#### Input rows:
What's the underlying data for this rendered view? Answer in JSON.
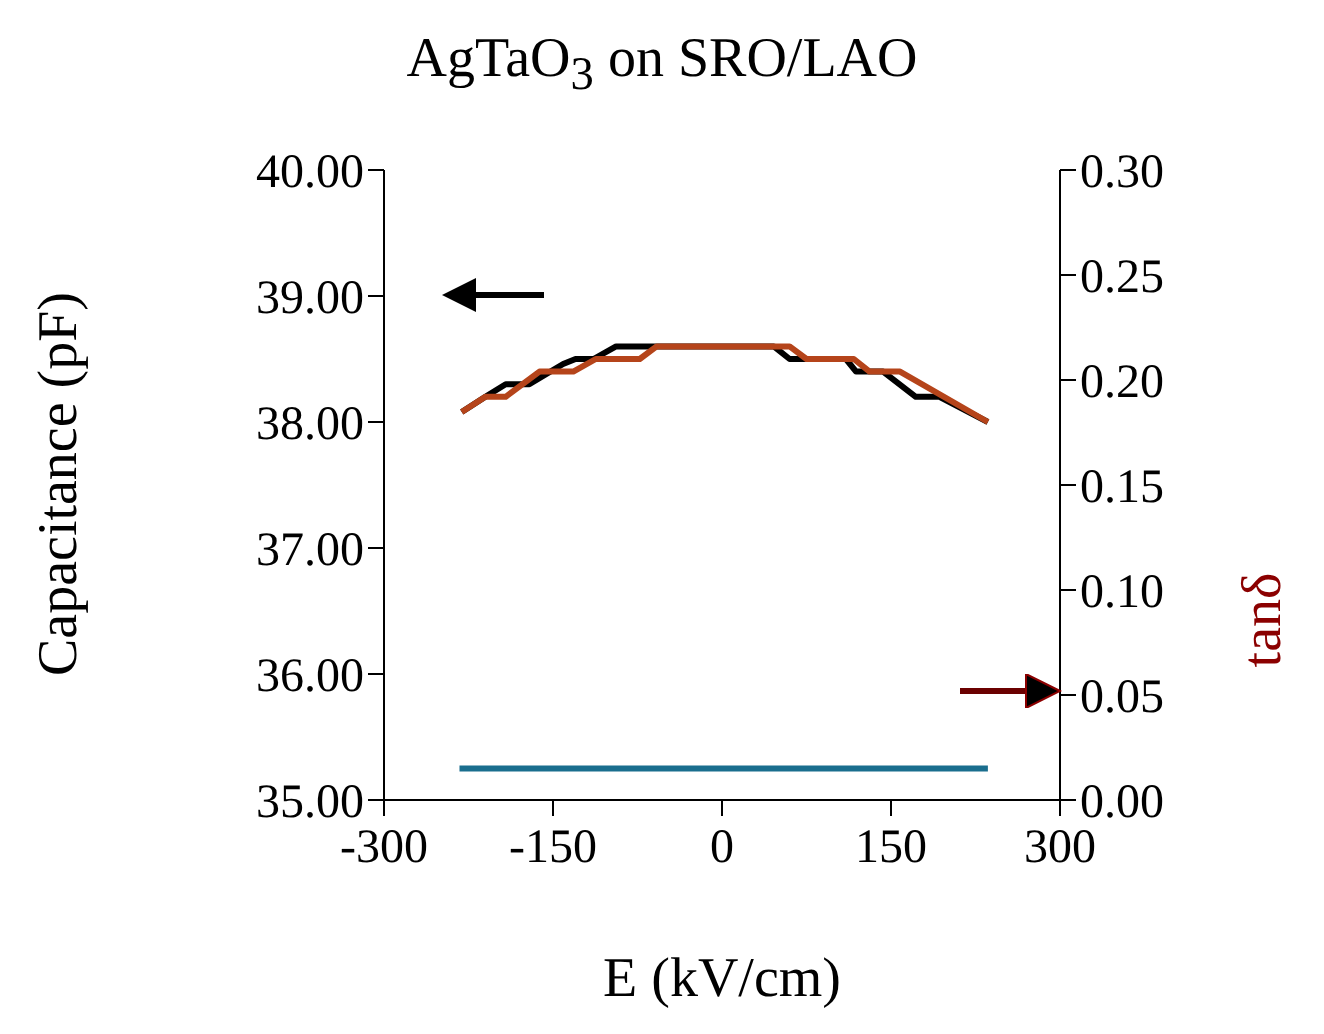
{
  "chart_data": {
    "type": "line",
    "title": "AgTaO$_{3}$ on SRO/LAO",
    "xlabel": "E (kV/cm)",
    "ylabel": "Capacitance (pF)",
    "y2label": "tanδ",
    "xlim": [
      -300,
      300
    ],
    "xticks": [
      -300,
      -150,
      0,
      150,
      300
    ],
    "ylim": [
      35,
      40
    ],
    "yticks": [
      {
        "value": 35,
        "label": "35.00"
      },
      {
        "value": 36,
        "label": "36.00"
      },
      {
        "value": 37,
        "label": "37.00"
      },
      {
        "value": 38,
        "label": "38.00"
      },
      {
        "value": 39,
        "label": "39.00"
      },
      {
        "value": 40,
        "label": "40.00"
      }
    ],
    "y2lim": [
      0,
      0.3
    ],
    "y2ticks": [
      {
        "value": 0,
        "label": "0.00"
      },
      {
        "value": 0.05,
        "label": "0.05"
      },
      {
        "value": 0.1,
        "label": "0.10"
      },
      {
        "value": 0.15,
        "label": "0.15"
      },
      {
        "value": 0.2,
        "label": "0.20"
      },
      {
        "value": 0.25,
        "label": "0.25"
      },
      {
        "value": 0.3,
        "label": "0.30"
      }
    ],
    "marker": "none",
    "line_style": "solid",
    "series": [
      {
        "color": "#000000",
        "x": [
          -231,
          -210,
          -192,
          -171,
          -141,
          -130,
          -114,
          -94,
          46,
          60,
          110,
          119,
          143,
          172,
          193,
          236
        ],
        "values": [
          38.08,
          38.2,
          38.3,
          38.3,
          38.46,
          38.5,
          38.5,
          38.6,
          38.6,
          38.5,
          38.5,
          38.4,
          38.4,
          38.2,
          38.2,
          38.0
        ]
      },
      {
        "color": "#b5441a",
        "x": [
          -231,
          -210,
          -192,
          -162,
          -132,
          -112,
          -73,
          -58,
          60,
          75,
          117,
          131,
          158,
          236
        ],
        "values": [
          38.08,
          38.2,
          38.2,
          38.4,
          38.4,
          38.5,
          38.5,
          38.6,
          38.6,
          38.5,
          38.5,
          38.4,
          38.4,
          38.0
        ]
      },
      {
        "color": "#1a6e8e",
        "axis": "y2",
        "x": [
          -233,
          236
        ],
        "values": [
          0.015,
          0.015
        ]
      }
    ]
  }
}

#### What you need to do:
Find the lines above that contain the word "color" and collect them.

#### Solution:
        "color": "#000000",
        "color": "#b5441a",
        "color": "#1a6e8e",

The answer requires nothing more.